What the exercise asks »
Review the material and extract every line in which the word "screenshot" occurs.

Figure data in JSON »

***

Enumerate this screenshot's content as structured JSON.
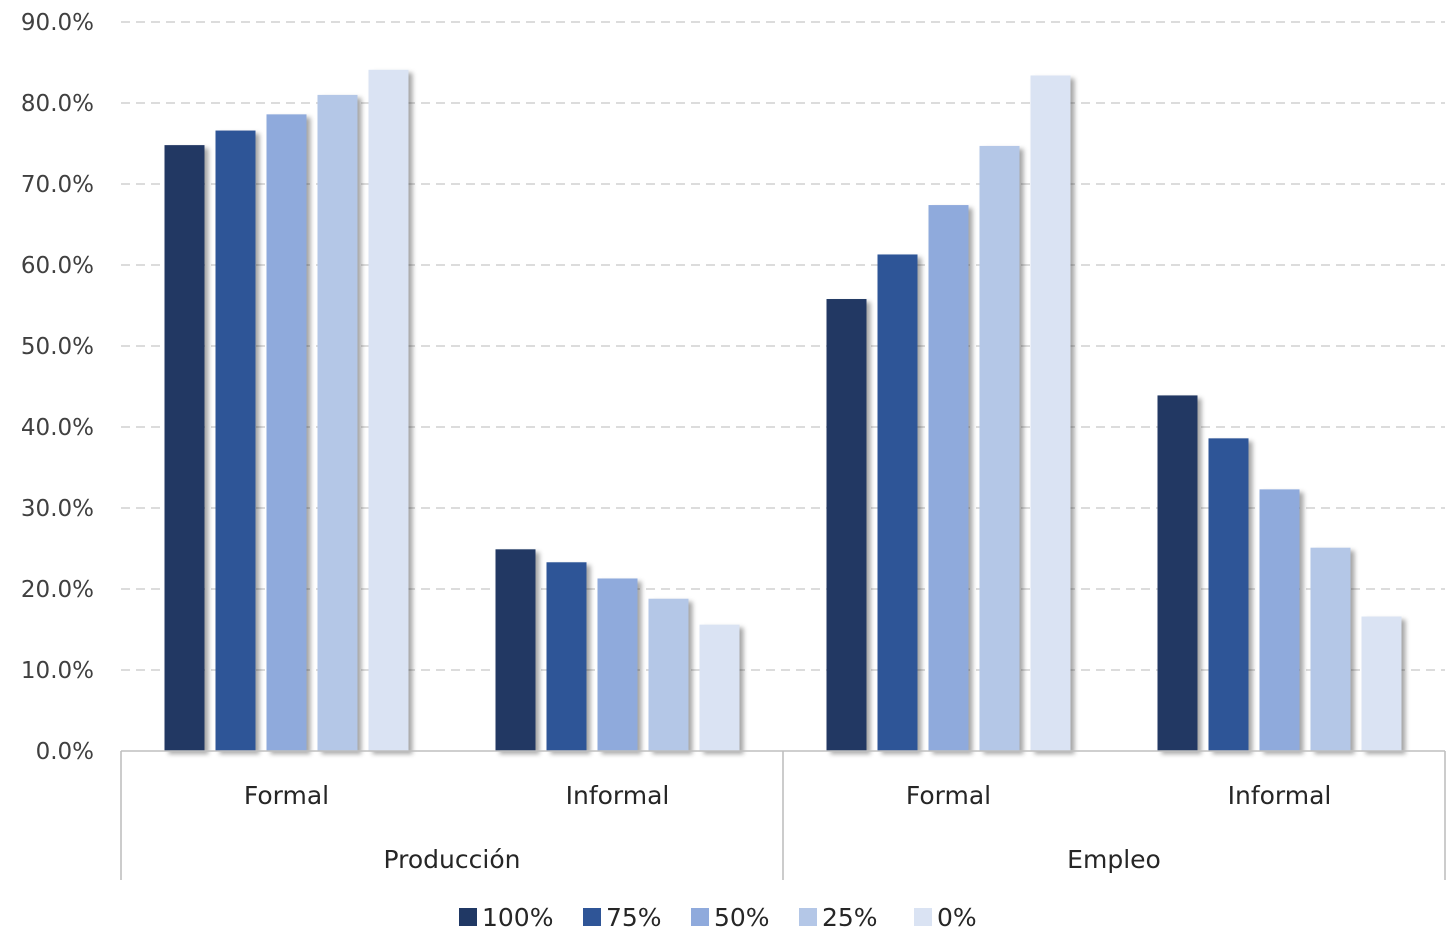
{
  "chart_data": {
    "type": "bar",
    "title": "",
    "xlabel": "",
    "ylabel": "",
    "ylim": [
      0,
      90
    ],
    "ytick_step": 10,
    "ytick_format": "0.0%",
    "grid": true,
    "grid_style": "dashed",
    "legend_position": "bottom-center",
    "groups": [
      {
        "label": "Producción",
        "categories": [
          "Formal",
          "Informal"
        ]
      },
      {
        "label": "Empleo",
        "categories": [
          "Formal",
          "Informal"
        ]
      }
    ],
    "categories": [
      "Formal",
      "Informal",
      "Formal",
      "Informal"
    ],
    "series": [
      {
        "name": "100%",
        "color": "#203864",
        "values": [
          74.8,
          24.9,
          55.8,
          43.9
        ]
      },
      {
        "name": "75%",
        "color": "#2F5597",
        "values": [
          76.6,
          23.3,
          61.3,
          38.6
        ]
      },
      {
        "name": "50%",
        "color": "#8FAADC",
        "values": [
          78.6,
          21.3,
          67.4,
          32.3
        ]
      },
      {
        "name": "25%",
        "color": "#B4C7E7",
        "values": [
          81.0,
          18.8,
          74.7,
          25.1
        ]
      },
      {
        "name": "0%",
        "color": "#DAE3F3",
        "values": [
          84.1,
          15.6,
          83.4,
          16.6
        ]
      }
    ]
  }
}
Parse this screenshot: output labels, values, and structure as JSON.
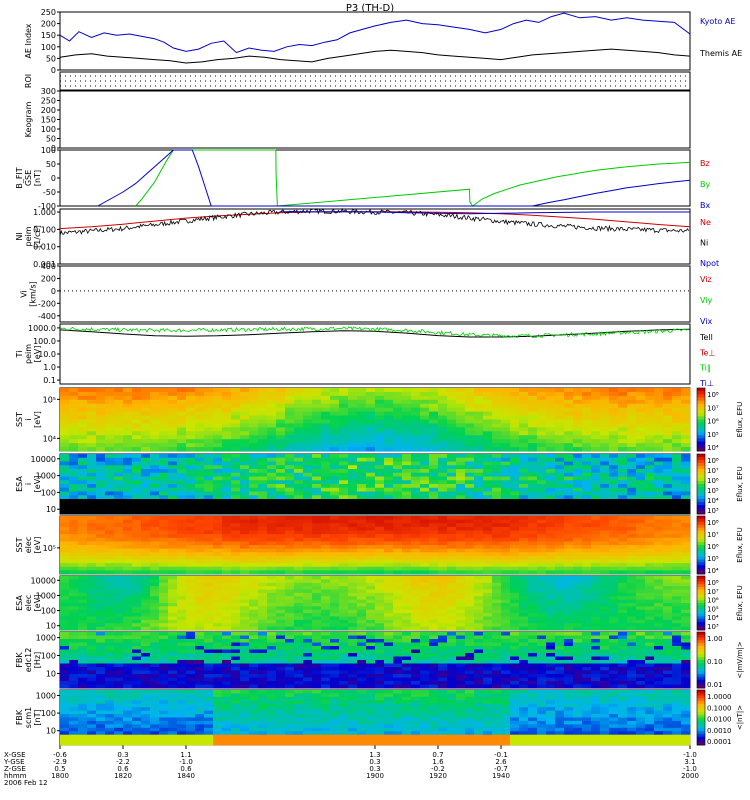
{
  "chart_data": {
    "type": "line",
    "title": "P3 (TH-D)",
    "panels": [
      {
        "id": "ae",
        "ylabel": [
          "AE Index"
        ],
        "ylim": [
          0,
          250
        ],
        "ticks": [
          "250",
          "200",
          "150",
          "100",
          "50",
          "0"
        ],
        "tick_values": [
          250,
          200,
          150,
          100,
          50,
          0
        ],
        "series": [
          {
            "name": "Kyoto AE",
            "color": "#0000cc",
            "x": [
              1800,
              1803,
              1806,
              1810,
              1814,
              1818,
              1822,
              1826,
              1830,
              1833,
              1836,
              1840,
              1844,
              1848,
              1852,
              1856,
              1860,
              1864,
              1868,
              1872,
              1876,
              1880,
              1884,
              1888,
              1892,
              1896,
              1900,
              1905,
              1910,
              1915,
              1920,
              1925,
              1930,
              1935,
              1940,
              1944,
              1948,
              1952,
              1956,
              1960,
              1965,
              1970,
              1975,
              1980,
              1985,
              1990,
              1995,
              2000
            ],
            "y": [
              150,
              125,
              165,
              140,
              160,
              150,
              155,
              145,
              135,
              120,
              95,
              80,
              90,
              115,
              125,
              75,
              95,
              85,
              80,
              100,
              110,
              105,
              120,
              130,
              160,
              175,
              190,
              205,
              215,
              200,
              195,
              185,
              175,
              160,
              175,
              200,
              215,
              205,
              230,
              245,
              225,
              230,
              215,
              225,
              215,
              210,
              205,
              155
            ]
          },
          {
            "name": "Themis AE",
            "color": "#000000",
            "x": [
              1800,
              1805,
              1810,
              1815,
              1820,
              1825,
              1830,
              1835,
              1840,
              1845,
              1850,
              1855,
              1860,
              1865,
              1870,
              1875,
              1880,
              1885,
              1890,
              1895,
              1900,
              1905,
              1910,
              1915,
              1920,
              1925,
              1930,
              1935,
              1940,
              1945,
              1950,
              1955,
              1960,
              1965,
              1970,
              1975,
              1980,
              1985,
              1990,
              1995,
              2000
            ],
            "y": [
              55,
              65,
              70,
              60,
              55,
              50,
              45,
              40,
              30,
              35,
              45,
              50,
              60,
              55,
              45,
              40,
              35,
              50,
              60,
              70,
              80,
              85,
              80,
              75,
              65,
              60,
              55,
              50,
              45,
              55,
              65,
              70,
              75,
              80,
              85,
              90,
              85,
              80,
              75,
              65,
              60
            ]
          }
        ]
      },
      {
        "id": "roi",
        "ylabel": [
          "ROI"
        ],
        "ylim": [
          0,
          1
        ],
        "ticks": [],
        "tick_values": [],
        "series": []
      },
      {
        "id": "kp",
        "ylabel": [
          "Keogram"
        ],
        "ylim": [
          0,
          300
        ],
        "ticks": [
          "300",
          "250",
          "200",
          "150",
          "100",
          "50",
          "0"
        ],
        "tick_values": [
          300,
          250,
          200,
          150,
          100,
          50,
          0
        ],
        "series": []
      },
      {
        "id": "bfit",
        "ylabel": [
          "B_FIT",
          "GSE",
          "[nT]"
        ],
        "ylim": [
          -100,
          100
        ],
        "ticks": [
          "100",
          "50",
          "0",
          "-50",
          "-100"
        ],
        "tick_values": [
          100,
          50,
          0,
          -50,
          -100
        ],
        "series": [
          {
            "name": "Bz",
            "color": "#cc0000",
            "x": [],
            "y": []
          },
          {
            "name": "By",
            "color": "#00cc00",
            "x": [
              1824,
              1826,
              1828,
              1830,
              1832,
              1834,
              1836,
              1868.5,
              1868.6,
              1869,
              1930,
              1930.1,
              1931,
              1934,
              1938,
              1942,
              1946,
              1950,
              1954,
              1958,
              1962,
              1966,
              1970,
              1975,
              1980,
              1985,
              1990,
              1995,
              2000
            ],
            "y": [
              -100,
              -75,
              -45,
              -15,
              25,
              65,
              100,
              100,
              10,
              -100,
              -40,
              -85,
              -100,
              -75,
              -55,
              -40,
              -25,
              -15,
              -5,
              5,
              12,
              20,
              27,
              34,
              40,
              45,
              50,
              53,
              56
            ]
          },
          {
            "name": "Bx",
            "color": "#0000cc",
            "x": [
              1812,
              1816,
              1820,
              1824,
              1828,
              1832,
              1836,
              1842,
              1844,
              1846,
              1848,
              1950,
              1955,
              1960,
              1965,
              1970,
              1975,
              1980,
              1985,
              1990,
              1995,
              2000
            ],
            "y": [
              -100,
              -75,
              -50,
              -20,
              20,
              60,
              100,
              100,
              40,
              -30,
              -100,
              -100,
              -88,
              -78,
              -66,
              -55,
              -45,
              -35,
              -28,
              -20,
              -14,
              -8
            ]
          }
        ]
      },
      {
        "id": "ni",
        "ylabel": [
          "NI",
          "peim",
          "[1/cc]"
        ],
        "ylim": [
          0.001,
          1.5
        ],
        "scale": "log",
        "ticks": [
          "1.000",
          "0.100",
          "0.010",
          "0.001"
        ],
        "tick_values": [
          1,
          0.1,
          0.01,
          0.001
        ],
        "series": [
          {
            "name": "Ne",
            "color": "#cc0000",
            "x": [
              1800,
              1810,
              1820,
              1830,
              1840,
              1850,
              1860,
              1870,
              1880,
              1890,
              1900,
              1910,
              1920,
              1930,
              1940,
              1950,
              1960,
              1970,
              1980,
              1990,
              2000
            ],
            "y": [
              0.11,
              0.14,
              0.2,
              0.3,
              0.45,
              0.6,
              0.75,
              0.9,
              1.0,
              1.05,
              1.05,
              1.02,
              0.97,
              0.9,
              0.8,
              0.65,
              0.5,
              0.38,
              0.27,
              0.19,
              0.14
            ]
          },
          {
            "name": "Ni",
            "color": "#000000",
            "x": [
              1800,
              1810,
              1820,
              1830,
              1840,
              1850,
              1860,
              1870,
              1880,
              1890,
              1900,
              1910,
              1920,
              1930,
              1940,
              1950,
              1960,
              1970,
              1980,
              1990,
              2000
            ],
            "y": [
              0.06,
              0.08,
              0.11,
              0.18,
              0.3,
              0.5,
              0.75,
              1.0,
              1.15,
              1.1,
              1.0,
              0.9,
              0.7,
              0.45,
              0.28,
              0.2,
              0.15,
              0.12,
              0.1,
              0.09,
              0.08
            ]
          },
          {
            "name": "Npot",
            "color": "#0000cc",
            "x": [
              1870,
              1880,
              1890,
              1900,
              1910,
              1920,
              1930,
              1940,
              1950,
              1960,
              1970,
              1980,
              1990,
              2000
            ],
            "y": [
              1.05,
              1.05,
              1.05,
              1.0,
              0.9,
              0.85,
              0.8,
              0.85,
              0.9,
              0.95,
              1.0,
              1.0,
              1.0,
              1.0
            ]
          }
        ]
      },
      {
        "id": "vi",
        "ylabel": [
          "Vi",
          "[km/s]"
        ],
        "ylim": [
          -500,
          400
        ],
        "ticks": [
          "400",
          "200",
          "0",
          "-200",
          "-400"
        ],
        "tick_values": [
          400,
          200,
          0,
          -200,
          -400
        ],
        "series": [
          {
            "name": "Viz",
            "color": "#cc0000",
            "x": [],
            "y": []
          },
          {
            "name": "Viy",
            "color": "#00cc00",
            "x": [],
            "y": []
          },
          {
            "name": "Vix",
            "color": "#0000cc",
            "x": [],
            "y": []
          }
        ]
      },
      {
        "id": "ti",
        "ylabel": [
          "Ti",
          "peim",
          "[eV]"
        ],
        "ylim": [
          0.05,
          2000
        ],
        "scale": "log",
        "ticks": [
          "1000.0",
          "100.0",
          "10.0",
          "1.0",
          "0.1"
        ],
        "tick_values": [
          1000,
          100,
          10,
          1,
          0.1
        ],
        "series": [
          {
            "name": "Tell",
            "color": "#000000",
            "x": [
              1800,
              1810,
              1820,
              1830,
              1840,
              1850,
              1860,
              1870,
              1880,
              1890,
              1900,
              1910,
              1920,
              1930,
              1940,
              1950,
              1960,
              1970,
              1980,
              1990,
              2000
            ],
            "y": [
              700,
              500,
              350,
              250,
              230,
              250,
              300,
              400,
              500,
              600,
              550,
              400,
              260,
              200,
              200,
              230,
              300,
              400,
              550,
              700,
              800
            ]
          },
          {
            "name": "Te⊥",
            "color": "#cc0000",
            "x": [],
            "y": []
          },
          {
            "name": "Ti∥",
            "color": "#00cc00",
            "x": [
              1800,
              1810,
              1820,
              1830,
              1840,
              1850,
              1860,
              1870,
              1880,
              1890,
              1900,
              1910,
              1920,
              1930,
              1940,
              1950,
              1960,
              1970,
              1980,
              1990,
              2000
            ],
            "y": [
              900,
              800,
              700,
              650,
              650,
              700,
              750,
              800,
              850,
              900,
              800,
              650,
              450,
              300,
              250,
              250,
              300,
              350,
              450,
              550,
              700
            ]
          },
          {
            "name": "Ti⊥",
            "color": "#0000cc",
            "x": [],
            "y": []
          }
        ]
      }
    ],
    "spectrograms": [
      {
        "id": "sst-i",
        "ylabel": [
          "SST",
          "i",
          "[eV]"
        ],
        "ticks": [
          "10⁵",
          "10⁴"
        ],
        "tick_values": [
          0.18,
          0.8
        ],
        "colorbar": {
          "label": "Eflux, EFU",
          "ticks": [
            "10⁸",
            "10⁷",
            "10⁶",
            "10⁵",
            "10⁴"
          ]
        }
      },
      {
        "id": "esa-i",
        "ylabel": [
          "ESA",
          "i",
          "[eV]"
        ],
        "ticks": [
          "10000",
          "1000",
          "100",
          "10"
        ],
        "tick_values": [
          0.08,
          0.36,
          0.64,
          0.92
        ],
        "colorbar": {
          "label": "Eflux, EFU",
          "ticks": [
            "10⁸",
            "10⁷",
            "10⁶",
            "10⁵",
            "10⁴",
            "10³"
          ]
        }
      },
      {
        "id": "sst-e",
        "ylabel": [
          "SST",
          "elec",
          "[eV]"
        ],
        "ticks": [
          "10⁵"
        ],
        "tick_values": [
          0.55
        ],
        "colorbar": {
          "label": "Eflux, EFU",
          "ticks": [
            "10⁸",
            "10⁷",
            "10⁶",
            "10⁵",
            "10⁴"
          ]
        }
      },
      {
        "id": "esa-e",
        "ylabel": [
          "ESA",
          "elec",
          "[eV]"
        ],
        "ticks": [
          "10000",
          "1000",
          "100",
          "10"
        ],
        "tick_values": [
          0.08,
          0.36,
          0.64,
          0.92
        ],
        "colorbar": {
          "label": "Eflux, EFU",
          "ticks": [
            "10⁸",
            "10⁷",
            "10⁶",
            "10⁵",
            "10⁴",
            "10³"
          ]
        }
      },
      {
        "id": "fbk-e",
        "ylabel": [
          "FBK",
          "edc12",
          "[Hz]"
        ],
        "ticks": [
          "1000",
          "100",
          "10"
        ],
        "tick_values": [
          0.1,
          0.42,
          0.74
        ],
        "colorbar": {
          "label": "<|mV/m|>",
          "ticks": [
            "1.00",
            "0.10",
            "0.01"
          ]
        }
      },
      {
        "id": "fbk-b",
        "ylabel": [
          "FBK",
          "scm1",
          "[nT]"
        ],
        "ticks": [
          "1000",
          "100",
          "10"
        ],
        "tick_values": [
          0.1,
          0.42,
          0.74
        ],
        "colorbar": {
          "label": "<|nT|>",
          "ticks": [
            "1.0000",
            "0.1000",
            "0.0100",
            "0.0010",
            "0.0001"
          ]
        }
      }
    ],
    "xaxis": {
      "range": [
        1800,
        2000
      ],
      "row_labels": [
        "X-GSE",
        "Y-GSE",
        "Z-GSE",
        "hhmm",
        "2006 Feb 12"
      ],
      "positions": [
        {
          "x": 1800,
          "vals": [
            "-0.6",
            "-2.9",
            "0.5",
            "1800"
          ]
        },
        {
          "x": 1820,
          "vals": [
            "0.3",
            "-2.2",
            "0.6",
            "1820"
          ]
        },
        {
          "x": 1840,
          "vals": [
            "1.1",
            "-1.0",
            "0.6",
            "1840"
          ]
        },
        {
          "x": 1900,
          "vals": [
            "1.3",
            "0.3",
            "0.3",
            "1900"
          ]
        },
        {
          "x": 1920,
          "vals": [
            "0.7",
            "1.6",
            "-0.2",
            "1920"
          ]
        },
        {
          "x": 1940,
          "vals": [
            "-0.1",
            "2.6",
            "-0.7",
            "1940"
          ]
        },
        {
          "x": 2000,
          "vals": [
            "-1.0",
            "3.1",
            "-1.0",
            "2000"
          ]
        }
      ]
    }
  }
}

***

Answer to this task »
Enumerate this screenshot's content as structured JSON.
Parse this screenshot: output labels, values, and structure as JSON.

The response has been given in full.